TASK DIRECTIONS = Give every line of the rows below as a JSON list of strings, with one string per line and no entries for blank lines, and leave the pictures out of the answer.

GIVEN INFORMATION =
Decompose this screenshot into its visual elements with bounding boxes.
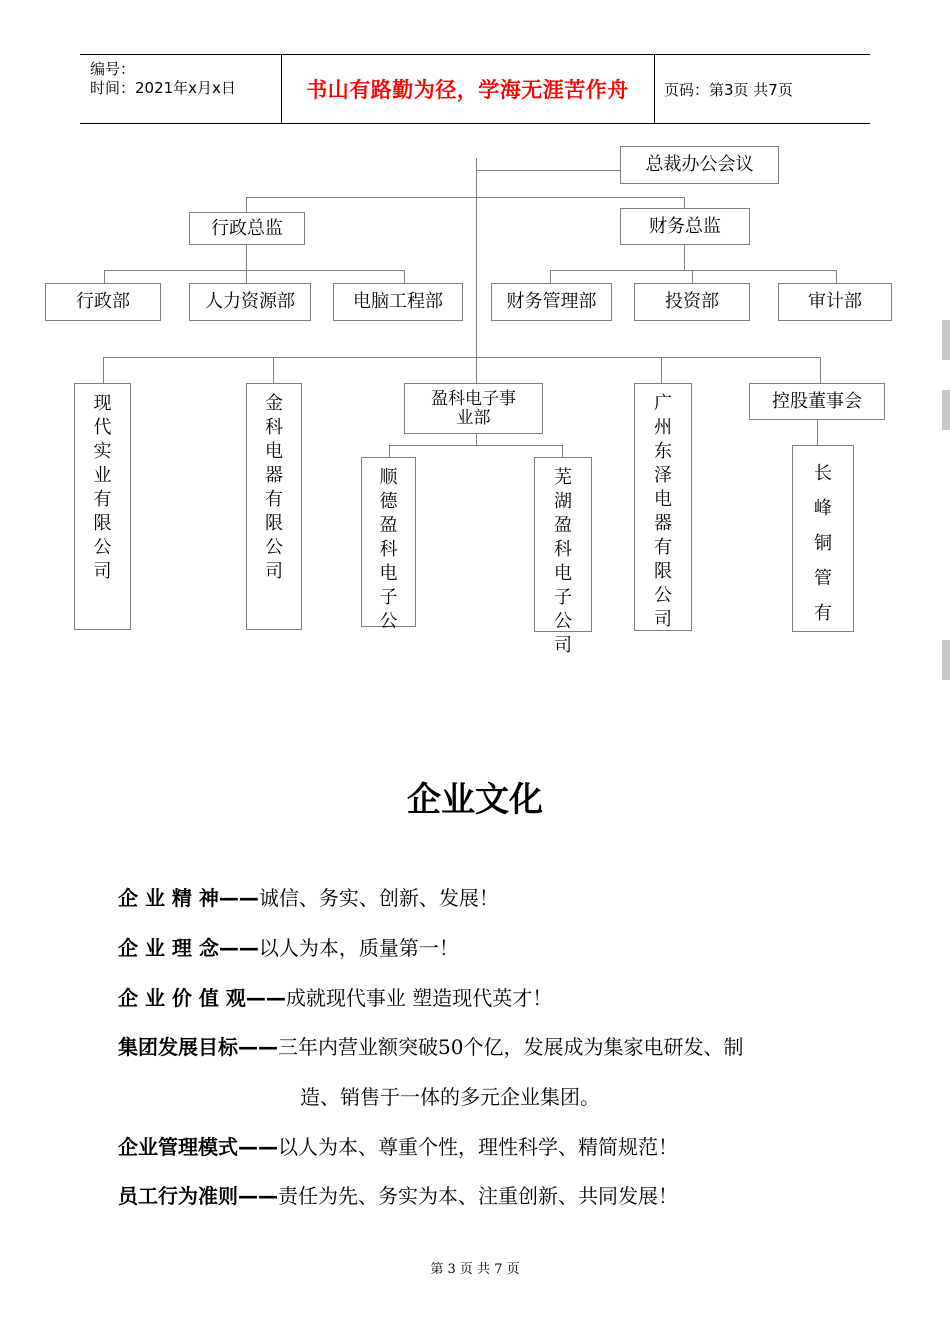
org-node-label: 长峰铜管有 xyxy=(814,463,832,624)
connector-finance-depts xyxy=(550,270,836,271)
org-node-label: 金科电器有限公司 xyxy=(265,393,283,582)
org-node-admin-dept: 行政部 xyxy=(45,283,161,321)
connector-holding-down xyxy=(817,420,818,445)
document-number-label: 编号： xyxy=(90,60,136,78)
culture-item-philosophy xyxy=(118,932,459,961)
culture-item-text: 责任为先、务实为本、注重创新、共同发展！ xyxy=(278,1184,678,1208)
connector-sub-2 xyxy=(273,357,274,383)
org-node-modern-company xyxy=(74,383,131,630)
culture-item-text: 三年内营业额突破50个亿，发展成为集家电研发、制 xyxy=(278,1035,744,1059)
org-node-label: 广州东泽电器有限公司 xyxy=(654,393,672,630)
org-node-label: 芜湖盈科电子公司 xyxy=(554,467,572,656)
culture-item-spirit xyxy=(118,882,499,911)
page-edge-mark xyxy=(942,320,950,360)
connector-top xyxy=(476,170,621,171)
org-node-jinke-company xyxy=(246,383,302,630)
org-node-finance-dept: 审计部 xyxy=(778,283,892,321)
connector-sub-1 xyxy=(103,357,104,383)
connector-trunk xyxy=(476,158,477,358)
connector-admin-depts xyxy=(104,270,404,271)
connector-finance-director-drop xyxy=(684,197,685,208)
connector-sub-5 xyxy=(820,357,821,383)
org-node-finance-dept: 投资部 xyxy=(634,283,750,321)
org-node-finance-dept: 财务管理部 xyxy=(491,283,612,321)
page-edge-mark xyxy=(942,640,950,680)
page-footer: 第 3 页 共 7 页 xyxy=(430,1262,520,1277)
culture-item-label: 企 业 价 值 观—— xyxy=(118,986,286,1010)
org-node-changfeng-company xyxy=(792,445,854,632)
culture-item-label: 企 业 理 念—— xyxy=(118,936,259,960)
org-node-label: 顺德盈科电子公 xyxy=(379,467,398,632)
connector-finance-director-down xyxy=(684,245,685,270)
org-node-top: 总裁办公会议 xyxy=(620,146,779,184)
connector-shunde-drop xyxy=(389,445,390,457)
header-motto: 书山有路勤为径，学海无涯苦作舟 xyxy=(306,78,629,102)
culture-item-conduct xyxy=(118,1180,678,1209)
connector-directors xyxy=(246,197,685,198)
org-node-shunde-company xyxy=(361,457,416,632)
connector-finance-dept-2 xyxy=(692,270,693,283)
connector-sub-3 xyxy=(476,357,477,383)
culture-item-label: 企 业 精 神—— xyxy=(118,886,259,910)
connector-yingke-branches xyxy=(389,445,563,446)
connector-admin-dept-3 xyxy=(404,270,405,283)
org-node-wuhu-company xyxy=(534,457,592,656)
page-edge-mark xyxy=(942,390,950,430)
org-node-dongze-company xyxy=(634,383,692,631)
document-date-label: 时间：2021年x月x日 xyxy=(90,79,236,97)
org-chart xyxy=(0,0,950,660)
culture-item-text: 以人为本，质量第一！ xyxy=(258,936,459,960)
org-node-admin-dept: 人力资源部 xyxy=(189,283,311,321)
org-node-yingke-division xyxy=(404,383,543,434)
culture-item-values xyxy=(118,982,552,1011)
culture-item-text: 以人为本、尊重个性，理性科学、精简规范！ xyxy=(278,1135,678,1159)
org-node-label: 现代实业有限公司 xyxy=(93,393,112,582)
culture-item-label: 集团发展目标—— xyxy=(118,1035,278,1059)
header-page-info: 页码：第3页 共7页 xyxy=(664,80,793,99)
connector-finance-dept-1 xyxy=(550,270,551,283)
connector-finance-dept-3 xyxy=(836,270,837,283)
connector-sub-4 xyxy=(661,357,662,383)
connector-admin-dept-2 xyxy=(246,270,247,283)
culture-title: 企业文化 xyxy=(407,780,543,820)
org-node-admin-dept: 电脑工程部 xyxy=(333,283,463,321)
connector-admin-director-down xyxy=(246,245,247,270)
org-node-label: 盈科电子事业部 xyxy=(431,388,516,428)
culture-item-text: 成就现代事业 塑造现代英才！ xyxy=(285,986,553,1010)
culture-item-label: 员工行为准则—— xyxy=(118,1184,278,1208)
connector-subsidiaries xyxy=(103,357,820,358)
org-node-finance-director: 财务总监 xyxy=(620,208,750,245)
connector-yingke-down xyxy=(476,434,477,445)
connector-admin-dept-1 xyxy=(104,270,105,283)
culture-item-label: 企业管理模式—— xyxy=(118,1135,278,1159)
org-node-admin-director: 行政总监 xyxy=(189,212,305,245)
culture-item-text: 诚信、务实、创新、发展！ xyxy=(258,886,499,910)
culture-goal-continuation: 造、销售于一体的多元企业集团。 xyxy=(300,1085,600,1109)
culture-item-goal xyxy=(118,1031,743,1060)
culture-item-management xyxy=(118,1131,678,1160)
org-node-holding-board: 控股董事会 xyxy=(749,383,885,420)
connector-wuhu-drop xyxy=(562,445,563,457)
connector-admin-director-drop xyxy=(246,197,247,212)
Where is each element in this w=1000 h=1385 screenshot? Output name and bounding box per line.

FULL RESPONSE =
[
  "Decompose this screenshot into its visual elements with bounding boxes.",
  "org-node-label: 长峰铜管有 xyxy=(814,463,832,624)",
  "connector-finance-depts xyxy=(550,270,836,271)",
  "org-node-label: 金科电器有限公司 xyxy=(265,393,283,582)",
  "org-node-admin-dept: 行政部 xyxy=(45,283,161,321)",
  "connector-holding-down xyxy=(817,420,818,445)",
  "document-number-label: 编号： xyxy=(90,60,136,78)",
  "culture-item-philosophy xyxy=(118,932,459,961)",
  "culture-item-text: 责任为先、务实为本、注重创新、共同发展！ xyxy=(278,1184,678,1208)",
  "connector-sub-2 xyxy=(273,357,274,383)",
  "org-node-modern-company xyxy=(74,383,131,630)",
  "culture-item-text: 三年内营业额突破50个亿，发展成为集家电研发、制 xyxy=(278,1035,744,1059)",
  "org-node-label: 广州东泽电器有限公司 xyxy=(654,393,672,630)",
  "org-node-label: 芜湖盈科电子公司 xyxy=(554,467,572,656)",
  "culture-item-spirit xyxy=(118,882,499,911)",
  "page-edge-mark xyxy=(942,320,950,360)",
  "connector-top xyxy=(476,170,621,171)",
  "org-node-jinke-company xyxy=(246,383,302,630)",
  "org-node-finance-dept: 审计部 xyxy=(778,283,892,321)",
  "connector-sub-1 xyxy=(103,357,104,383)",
  "connector-trunk xyxy=(476,158,477,358)",
  "connector-admin-depts xyxy=(104,270,404,271)",
  "connector-finance-director-drop xyxy=(684,197,685,208)",
  "connector-sub-5 xyxy=(820,357,821,383)",
  "org-node-finance-dept: 投资部 xyxy=(634,283,750,321)",
  "org-node-finance-dept: 财务管理部 xyxy=(491,283,612,321)",
  "page-edge-mark xyxy=(942,640,950,680)",
  "page-footer: 第 3 页 共 7 页 xyxy=(430,1262,520,1277)",
  "culture-item-label: 企 业 价 值 观—— xyxy=(118,986,286,1010)",
  "org-node-changfeng-company xyxy=(792,445,854,632)",
  "culture-item-label: 企 业 理 念—— xyxy=(118,936,259,960)",
  "org-node-label: 顺德盈科电子公 xyxy=(379,467,398,632)",
  "connector-finance-director-down xyxy=(684,245,685,270)",
  "org-node-top: 总裁办公会议 xyxy=(620,146,779,184)",
  "connector-shunde-drop xyxy=(389,445,390,457)",
  "header-motto: 书山有路勤为径，学海无涯苦作舟 xyxy=(306,78,629,102)",
  "culture-item-conduct xyxy=(118,1180,678,1209)",
  "connector-directors xyxy=(246,197,685,198)",
  "org-node-shunde-company xyxy=(361,457,416,632)",
  "connector-finance-dept-2 xyxy=(692,270,693,283)",
  "connector-sub-3 xyxy=(476,357,477,383)",
  "culture-item-label: 企 业 精 神—— xyxy=(118,886,259,910)",
  "connector-yingke-branches xyxy=(389,445,563,446)",
  "connector-admin-dept-3 xyxy=(404,270,405,283)",
  "org-node-wuhu-company xyxy=(534,457,592,656)",
  "page-edge-mark xyxy=(942,390,950,430)",
  "org-node-dongze-company xyxy=(634,383,692,631)",
  "document-date-label: 时间：2021年x月x日 xyxy=(90,79,236,97)",
  "org-chart xyxy=(0,0,950,660)",
  "culture-item-text: 以人为本，质量第一！ xyxy=(258,936,459,960)",
  "org-node-admin-dept: 人力资源部 xyxy=(189,283,311,321)",
  "org-node-yingke-division xyxy=(404,383,543,434)",
  "culture-item-values xyxy=(118,982,552,1011)",
  "culture-item-text: 以人为本、尊重个性，理性科学、精简规范！ xyxy=(278,1135,678,1159)",
  "org-node-label: 现代实业有限公司 xyxy=(93,393,112,582)",
  "culture-item-label: 集团发展目标—— xyxy=(118,1035,278,1059)",
  "header-page-info: 页码：第3页 共7页 xyxy=(664,80,793,99)",
  "connector-finance-dept-1 xyxy=(550,270,551,283)",
  "connector-finance-dept-3 xyxy=(836,270,837,283)",
  "connector-sub-4 xyxy=(661,357,662,383)",
  "connector-admin-dept-2 xyxy=(246,270,247,283)",
  "culture-title: 企业文化 xyxy=(407,780,543,820)",
  "org-node-admin-dept: 电脑工程部 xyxy=(333,283,463,321)",
  "connector-admin-director-down xyxy=(246,245,247,270)",
  "org-node-label: 盈科电子事业部 xyxy=(431,388,516,428)",
  "culture-item-text: 成就现代事业 塑造现代英才！ xyxy=(285,986,553,1010)",
  "culture-item-label: 员工行为准则—— xyxy=(118,1184,278,1208)",
  "connector-subsidiaries xyxy=(103,357,820,358)",
  "org-node-finance-director: 财务总监 xyxy=(620,208,750,245)",
  "connector-yingke-down xyxy=(476,434,477,445)",
  "connector-admin-dept-1 xyxy=(104,270,105,283)",
  "culture-item-label: 企业管理模式—— xyxy=(118,1135,278,1159)",
  "org-node-admin-director: 行政总监 xyxy=(189,212,305,245)",
  "culture-item-text: 诚信、务实、创新、发展！ xyxy=(258,886,499,910)",
  "culture-goal-continuation: 造、销售于一体的多元企业集团。 xyxy=(300,1085,600,1109)",
  "culture-item-goal xyxy=(118,1031,743,1060)",
  "culture-item-management xyxy=(118,1131,678,1160)",
  "org-node-holding-board: 控股董事会 xyxy=(749,383,885,420)",
  "connector-wuhu-drop xyxy=(562,445,563,457)",
  "connector-admin-director-drop xyxy=(246,197,247,212)",
  "Where is each element in this w=1000 h=1385 screenshot? Output name and bounding box per line."
]